(Extracted data entries)
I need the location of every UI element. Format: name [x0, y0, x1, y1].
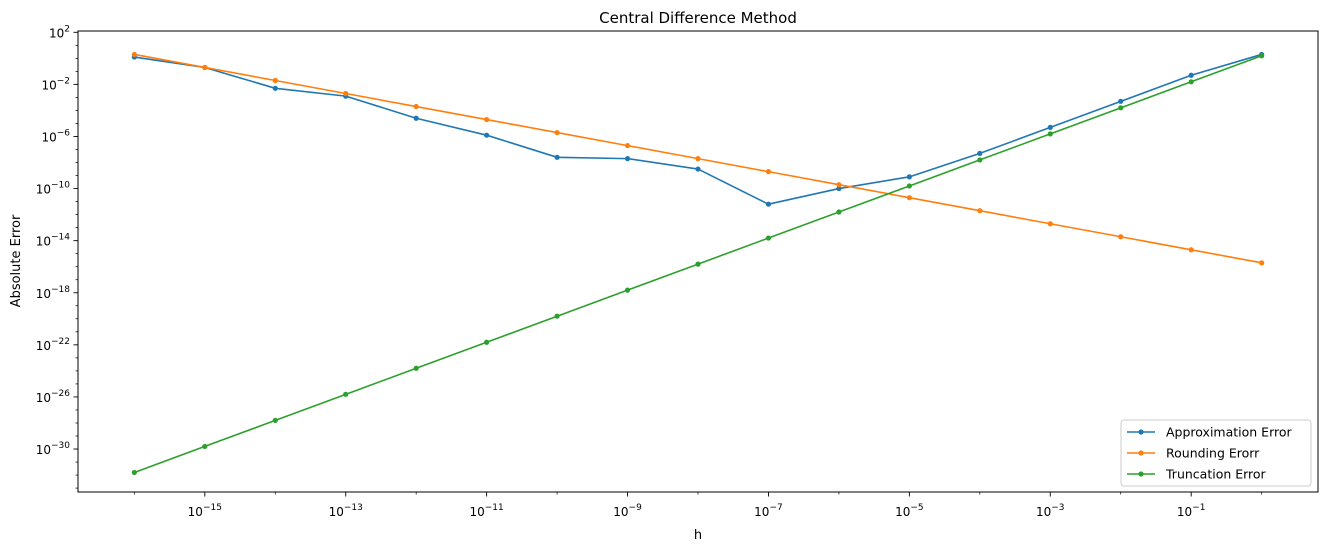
- data-point: [695, 261, 701, 267]
- data-point: [554, 313, 560, 319]
- data-point: [765, 201, 772, 207]
- y-tick-label: 10−26: [36, 389, 71, 405]
- data-point: [1188, 79, 1194, 85]
- y-tick-label: 10−22: [36, 337, 70, 353]
- x-tick-label: 10−11: [469, 503, 503, 519]
- y-tick-label: 102: [49, 24, 70, 40]
- legend: Approximation Error Rounding Erorr Truncat…: [1120, 419, 1312, 487]
- data-point: [272, 417, 278, 423]
- legend-box: [1120, 419, 1312, 487]
- data-point: [1118, 98, 1124, 104]
- data-point: [413, 365, 419, 371]
- data-point: [765, 169, 772, 175]
- data-point: [1047, 221, 1053, 227]
- data-point: [977, 157, 983, 163]
- data-point: [1259, 53, 1265, 59]
- y-tick-label: 10−6: [41, 128, 70, 144]
- data-point: [272, 77, 278, 84]
- legend-item: Truncation Error: [1127, 467, 1267, 482]
- data-point: [1118, 105, 1124, 111]
- series-truncation-error: [131, 53, 1265, 476]
- y-tick-label: 10−14: [36, 233, 71, 249]
- data-point: [272, 85, 278, 91]
- legend-marker: [1138, 450, 1144, 456]
- legend-label: Truncation Error: [1165, 467, 1267, 482]
- data-point: [413, 115, 419, 121]
- legend-marker: [1138, 471, 1144, 477]
- y-tick-label: 10−18: [36, 285, 71, 301]
- legend-marker: [1138, 429, 1144, 435]
- y-tick-label: 10−10: [36, 181, 71, 197]
- series-layer: [131, 51, 1265, 476]
- data-point: [413, 103, 419, 110]
- x-tick-label: 10−5: [895, 503, 924, 519]
- data-point: [484, 132, 490, 138]
- y-tick-label: 10−30: [36, 441, 71, 457]
- data-point: [836, 182, 842, 188]
- data-point: [1259, 260, 1265, 266]
- series-approximation-error: [131, 51, 1265, 207]
- data-point: [202, 64, 208, 71]
- chart-title: Central Difference Method: [599, 9, 797, 27]
- data-point: [624, 156, 631, 162]
- data-point: [343, 90, 349, 97]
- data-point: [624, 287, 631, 293]
- data-point: [836, 185, 842, 192]
- data-point: [1047, 124, 1053, 130]
- y-axis-ticks: 102 10−2 10−6 10−10 10−14 10−18 10−22 10−26 10−3…: [36, 24, 78, 489]
- data-point: [906, 183, 912, 189]
- data-point: [484, 339, 490, 345]
- data-point: [765, 235, 772, 241]
- series-rounding-erorr: [131, 51, 1265, 266]
- data-point: [906, 195, 912, 201]
- data-point: [484, 116, 490, 123]
- data-point: [906, 174, 912, 180]
- legend-item: Rounding Erorr: [1127, 446, 1260, 461]
- x-tick-label: 10−15: [188, 503, 222, 519]
- data-point: [202, 443, 208, 450]
- data-point: [977, 150, 983, 157]
- x-axis-label: h: [694, 528, 702, 543]
- data-point: [1047, 131, 1053, 137]
- x-tick-label: 10−1: [1177, 503, 1206, 519]
- x-tick-label: 10−13: [329, 503, 363, 519]
- data-point: [836, 209, 842, 215]
- data-point: [131, 51, 137, 58]
- data-point: [554, 154, 560, 160]
- x-tick-label: 10−7: [754, 503, 783, 519]
- legend-label: Approximation Error: [1166, 425, 1293, 440]
- data-point: [977, 208, 983, 214]
- data-point: [131, 469, 137, 476]
- data-point: [1188, 72, 1194, 78]
- data-point: [343, 391, 349, 397]
- y-axis-label: Absolute Error: [9, 214, 24, 307]
- legend-label: Rounding Erorr: [1166, 446, 1260, 461]
- data-point: [1118, 234, 1124, 240]
- plot-frame: [77, 30, 1319, 493]
- x-tick-label: 10−3: [1036, 503, 1065, 519]
- data-point: [695, 156, 701, 162]
- data-point: [624, 142, 631, 149]
- data-point: [554, 129, 560, 136]
- legend-item: Approximation Error: [1127, 425, 1293, 440]
- x-axis-ticks: 10−15 10−13 10−11 10−9 10−7 10−5 10−3 10−1: [134, 492, 1262, 519]
- x-tick-label: 10−9: [613, 503, 642, 519]
- y-tick-label: 10−2: [41, 76, 70, 92]
- data-point: [695, 166, 701, 172]
- data-point: [1188, 247, 1194, 253]
- series-line-approximation-error: [134, 53, 1262, 205]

- Task to carry out -
Reproduce all of the lines above, changing "Central Difference Method" to "Central Difference Scheme" and keeping everything else as it is. Leave the pictures out.

- Solution to the exercise -
I need the location of every UI element. Format: name [x0, y0, x1, y1].
- data-point: [695, 261, 701, 267]
- data-point: [554, 313, 560, 319]
- data-point: [765, 201, 772, 207]
- y-tick-label: 10−26: [36, 389, 71, 405]
- data-point: [1188, 79, 1194, 85]
- y-tick-label: 10−22: [36, 337, 70, 353]
- x-tick-label: 10−11: [469, 503, 503, 519]
- y-tick-label: 102: [49, 24, 70, 40]
- legend: Approximation Error Rounding Erorr Truncat…: [1120, 419, 1312, 487]
- data-point: [272, 417, 278, 423]
- legend-box: [1120, 419, 1312, 487]
- data-point: [1118, 98, 1124, 104]
- data-point: [413, 365, 419, 371]
- data-point: [765, 169, 772, 175]
- data-point: [1047, 221, 1053, 227]
- data-point: [977, 157, 983, 163]
- data-point: [1259, 53, 1265, 59]
- y-tick-label: 10−6: [41, 128, 70, 144]
- data-point: [272, 77, 278, 84]
- legend-item: Truncation Error: [1127, 467, 1267, 482]
- data-point: [1118, 105, 1124, 111]
- series-truncation-error: [131, 53, 1265, 476]
- y-tick-label: 10−14: [36, 233, 71, 249]
- data-point: [272, 85, 278, 91]
- legend-marker: [1138, 450, 1144, 456]
- legend-label: Truncation Error: [1165, 467, 1267, 482]
- data-point: [413, 115, 419, 121]
- legend-marker: [1138, 471, 1144, 477]
- y-tick-label: 10−18: [36, 285, 71, 301]
- legend-marker: [1138, 429, 1144, 435]
- y-tick-label: 10−10: [36, 181, 71, 197]
- series-layer: [131, 51, 1265, 476]
- data-point: [413, 103, 419, 110]
- x-tick-label: 10−5: [895, 503, 924, 519]
- data-point: [484, 132, 490, 138]
- y-tick-label: 10−30: [36, 441, 71, 457]
- data-point: [836, 182, 842, 188]
- data-point: [1259, 260, 1265, 266]
- series-approximation-error: [131, 51, 1265, 207]
- data-point: [202, 64, 208, 71]
- chart-title: Central Difference Scheme: [599, 9, 797, 27]
- data-point: [624, 156, 631, 162]
- data-point: [343, 90, 349, 97]
- data-point: [624, 287, 631, 293]
- data-point: [836, 185, 842, 192]
- data-point: [1047, 124, 1053, 130]
- y-axis-ticks: 102 10−2 10−6 10−10 10−14 10−18 10−22 10−26 10−3…: [36, 24, 78, 489]
- data-point: [906, 183, 912, 189]
- data-point: [484, 339, 490, 345]
- data-point: [765, 235, 772, 241]
- series-rounding-erorr: [131, 51, 1265, 266]
- data-point: [906, 195, 912, 201]
- data-point: [484, 116, 490, 123]
- data-point: [906, 174, 912, 180]
- legend-item: Rounding Erorr: [1127, 446, 1260, 461]
- x-tick-label: 10−15: [188, 503, 222, 519]
- data-point: [202, 443, 208, 450]
- data-point: [977, 150, 983, 157]
- x-axis-label: h: [694, 528, 702, 543]
- data-point: [1047, 131, 1053, 137]
- x-tick-label: 10−1: [1177, 503, 1206, 519]
- x-tick-label: 10−13: [329, 503, 363, 519]
- data-point: [836, 209, 842, 215]
- data-point: [131, 51, 137, 58]
- data-point: [554, 154, 560, 160]
- x-tick-label: 10−7: [754, 503, 783, 519]
- legend-label: Approximation Error: [1166, 425, 1293, 440]
- data-point: [977, 208, 983, 214]
- data-point: [131, 469, 137, 476]
- data-point: [1188, 72, 1194, 78]
- data-point: [343, 391, 349, 397]
- y-axis-label: Absolute Error: [9, 214, 24, 307]
- legend-label: Rounding Erorr: [1166, 446, 1260, 461]
- data-point: [1118, 234, 1124, 240]
- plot-frame: [77, 30, 1319, 493]
- x-tick-label: 10−3: [1036, 503, 1065, 519]
- data-point: [695, 156, 701, 162]
- data-point: [624, 142, 631, 149]
- data-point: [554, 129, 560, 136]
- legend-item: Approximation Error: [1127, 425, 1293, 440]
- x-axis-ticks: 10−15 10−13 10−11 10−9 10−7 10−5 10−3 10−1: [134, 492, 1262, 519]
- x-tick-label: 10−9: [613, 503, 642, 519]
- y-tick-label: 10−2: [41, 76, 70, 92]
- data-point: [695, 166, 701, 172]
- data-point: [1188, 247, 1194, 253]
- series-line-approximation-error: [134, 53, 1262, 205]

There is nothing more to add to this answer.